### AIM OF THE TASK
Locate every line in the records below that holds the word "Other" and return each one.

### LISTING
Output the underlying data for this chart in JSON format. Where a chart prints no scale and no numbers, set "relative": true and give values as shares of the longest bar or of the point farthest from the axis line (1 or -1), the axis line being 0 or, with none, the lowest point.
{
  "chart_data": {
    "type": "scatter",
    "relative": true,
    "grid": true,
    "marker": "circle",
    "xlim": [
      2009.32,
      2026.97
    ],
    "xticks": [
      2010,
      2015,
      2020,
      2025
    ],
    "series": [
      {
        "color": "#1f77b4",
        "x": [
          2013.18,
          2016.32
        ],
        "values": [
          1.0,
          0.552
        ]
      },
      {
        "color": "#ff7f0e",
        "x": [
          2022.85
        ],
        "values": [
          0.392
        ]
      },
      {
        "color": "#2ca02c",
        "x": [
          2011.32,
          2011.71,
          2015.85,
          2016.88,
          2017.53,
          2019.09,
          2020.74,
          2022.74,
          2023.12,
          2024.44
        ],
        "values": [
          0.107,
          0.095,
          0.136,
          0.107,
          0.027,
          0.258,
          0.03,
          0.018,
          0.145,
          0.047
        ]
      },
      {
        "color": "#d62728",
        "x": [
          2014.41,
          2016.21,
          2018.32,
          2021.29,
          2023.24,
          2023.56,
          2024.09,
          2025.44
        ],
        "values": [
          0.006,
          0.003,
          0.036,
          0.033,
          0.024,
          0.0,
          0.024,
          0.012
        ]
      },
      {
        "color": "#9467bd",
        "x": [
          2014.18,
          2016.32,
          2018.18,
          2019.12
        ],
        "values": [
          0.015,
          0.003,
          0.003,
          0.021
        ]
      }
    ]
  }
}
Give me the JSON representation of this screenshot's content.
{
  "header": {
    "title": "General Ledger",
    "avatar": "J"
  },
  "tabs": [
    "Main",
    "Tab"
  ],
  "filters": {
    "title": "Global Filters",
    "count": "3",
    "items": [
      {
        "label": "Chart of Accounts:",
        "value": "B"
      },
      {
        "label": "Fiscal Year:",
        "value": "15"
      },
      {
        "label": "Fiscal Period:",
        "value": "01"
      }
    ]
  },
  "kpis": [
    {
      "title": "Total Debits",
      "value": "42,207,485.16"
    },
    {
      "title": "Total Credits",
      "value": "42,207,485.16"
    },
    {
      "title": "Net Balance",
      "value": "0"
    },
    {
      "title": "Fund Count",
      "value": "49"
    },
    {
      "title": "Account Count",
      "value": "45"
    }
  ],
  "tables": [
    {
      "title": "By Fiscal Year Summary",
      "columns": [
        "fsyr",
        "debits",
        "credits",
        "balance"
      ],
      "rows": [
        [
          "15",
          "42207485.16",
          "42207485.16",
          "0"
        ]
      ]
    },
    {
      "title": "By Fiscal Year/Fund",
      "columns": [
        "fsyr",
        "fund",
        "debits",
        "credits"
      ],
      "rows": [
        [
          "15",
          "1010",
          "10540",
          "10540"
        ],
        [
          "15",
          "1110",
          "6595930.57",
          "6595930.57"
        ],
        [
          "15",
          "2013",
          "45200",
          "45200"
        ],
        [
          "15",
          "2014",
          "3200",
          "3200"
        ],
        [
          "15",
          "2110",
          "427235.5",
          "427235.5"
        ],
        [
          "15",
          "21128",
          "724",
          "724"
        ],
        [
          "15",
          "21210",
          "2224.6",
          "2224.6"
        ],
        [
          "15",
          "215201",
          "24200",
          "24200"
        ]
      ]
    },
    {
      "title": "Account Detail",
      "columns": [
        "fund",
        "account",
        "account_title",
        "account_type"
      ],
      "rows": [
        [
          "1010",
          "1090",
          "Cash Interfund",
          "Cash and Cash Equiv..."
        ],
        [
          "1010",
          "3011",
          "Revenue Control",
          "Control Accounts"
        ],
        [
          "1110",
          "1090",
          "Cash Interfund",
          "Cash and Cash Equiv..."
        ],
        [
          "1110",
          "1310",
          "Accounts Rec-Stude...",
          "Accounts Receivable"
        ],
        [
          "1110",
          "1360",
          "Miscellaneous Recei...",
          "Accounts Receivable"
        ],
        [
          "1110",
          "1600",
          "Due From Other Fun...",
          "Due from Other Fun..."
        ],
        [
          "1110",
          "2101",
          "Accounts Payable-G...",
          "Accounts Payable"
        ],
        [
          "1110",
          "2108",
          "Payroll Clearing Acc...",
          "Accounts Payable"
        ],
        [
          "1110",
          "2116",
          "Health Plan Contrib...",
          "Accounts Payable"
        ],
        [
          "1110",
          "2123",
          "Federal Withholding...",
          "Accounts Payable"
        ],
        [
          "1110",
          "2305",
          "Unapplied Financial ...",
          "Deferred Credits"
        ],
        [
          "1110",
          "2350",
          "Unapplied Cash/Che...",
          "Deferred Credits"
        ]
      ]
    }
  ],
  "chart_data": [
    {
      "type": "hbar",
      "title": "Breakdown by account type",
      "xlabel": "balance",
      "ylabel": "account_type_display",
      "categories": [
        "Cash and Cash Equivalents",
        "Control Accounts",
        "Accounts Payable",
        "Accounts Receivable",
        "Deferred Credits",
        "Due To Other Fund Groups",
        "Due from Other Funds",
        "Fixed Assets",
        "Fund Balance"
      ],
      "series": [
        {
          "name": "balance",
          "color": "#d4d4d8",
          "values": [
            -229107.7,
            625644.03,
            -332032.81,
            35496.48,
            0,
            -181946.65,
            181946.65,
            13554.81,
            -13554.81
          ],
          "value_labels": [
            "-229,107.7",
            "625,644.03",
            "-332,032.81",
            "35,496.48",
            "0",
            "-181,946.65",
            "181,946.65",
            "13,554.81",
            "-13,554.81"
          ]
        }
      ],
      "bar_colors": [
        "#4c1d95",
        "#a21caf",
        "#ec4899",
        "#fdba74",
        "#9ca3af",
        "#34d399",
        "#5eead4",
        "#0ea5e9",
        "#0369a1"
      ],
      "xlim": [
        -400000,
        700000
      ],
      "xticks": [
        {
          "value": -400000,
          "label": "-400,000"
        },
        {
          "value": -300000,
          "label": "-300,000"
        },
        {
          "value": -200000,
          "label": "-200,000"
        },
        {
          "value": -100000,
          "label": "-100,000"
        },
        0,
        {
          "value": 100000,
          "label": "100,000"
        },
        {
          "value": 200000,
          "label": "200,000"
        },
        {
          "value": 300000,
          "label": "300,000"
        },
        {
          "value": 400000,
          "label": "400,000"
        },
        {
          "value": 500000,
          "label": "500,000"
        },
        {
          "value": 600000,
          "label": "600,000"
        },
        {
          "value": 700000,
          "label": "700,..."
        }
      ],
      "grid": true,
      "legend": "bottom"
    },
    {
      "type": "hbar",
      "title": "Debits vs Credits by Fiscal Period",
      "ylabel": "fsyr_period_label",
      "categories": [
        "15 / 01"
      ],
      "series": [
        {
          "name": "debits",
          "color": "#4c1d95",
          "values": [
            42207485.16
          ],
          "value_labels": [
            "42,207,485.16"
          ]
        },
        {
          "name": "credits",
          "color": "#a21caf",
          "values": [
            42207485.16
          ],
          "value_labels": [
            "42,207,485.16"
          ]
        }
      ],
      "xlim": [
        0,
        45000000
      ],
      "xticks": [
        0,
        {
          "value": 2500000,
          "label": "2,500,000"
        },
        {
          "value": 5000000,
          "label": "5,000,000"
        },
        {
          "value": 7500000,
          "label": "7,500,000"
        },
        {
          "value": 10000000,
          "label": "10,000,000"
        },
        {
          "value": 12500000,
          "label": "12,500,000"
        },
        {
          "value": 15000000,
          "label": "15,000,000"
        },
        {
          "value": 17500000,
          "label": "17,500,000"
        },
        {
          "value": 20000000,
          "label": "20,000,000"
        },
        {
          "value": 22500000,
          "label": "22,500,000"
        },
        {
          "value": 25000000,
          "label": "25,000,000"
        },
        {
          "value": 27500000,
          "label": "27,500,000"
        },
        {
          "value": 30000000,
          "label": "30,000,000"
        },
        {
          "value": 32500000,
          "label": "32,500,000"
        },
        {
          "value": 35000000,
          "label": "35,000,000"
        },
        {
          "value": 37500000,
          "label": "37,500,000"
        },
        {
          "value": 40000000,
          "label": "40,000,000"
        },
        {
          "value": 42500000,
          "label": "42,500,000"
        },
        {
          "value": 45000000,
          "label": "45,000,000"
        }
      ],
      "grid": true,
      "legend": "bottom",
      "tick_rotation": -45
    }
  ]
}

### WORKED ANSWER
          "Due From Other Fun...",
          "Due from Other Fun..."
        "Due To Other Fund Groups",
        "Due from Other Funds",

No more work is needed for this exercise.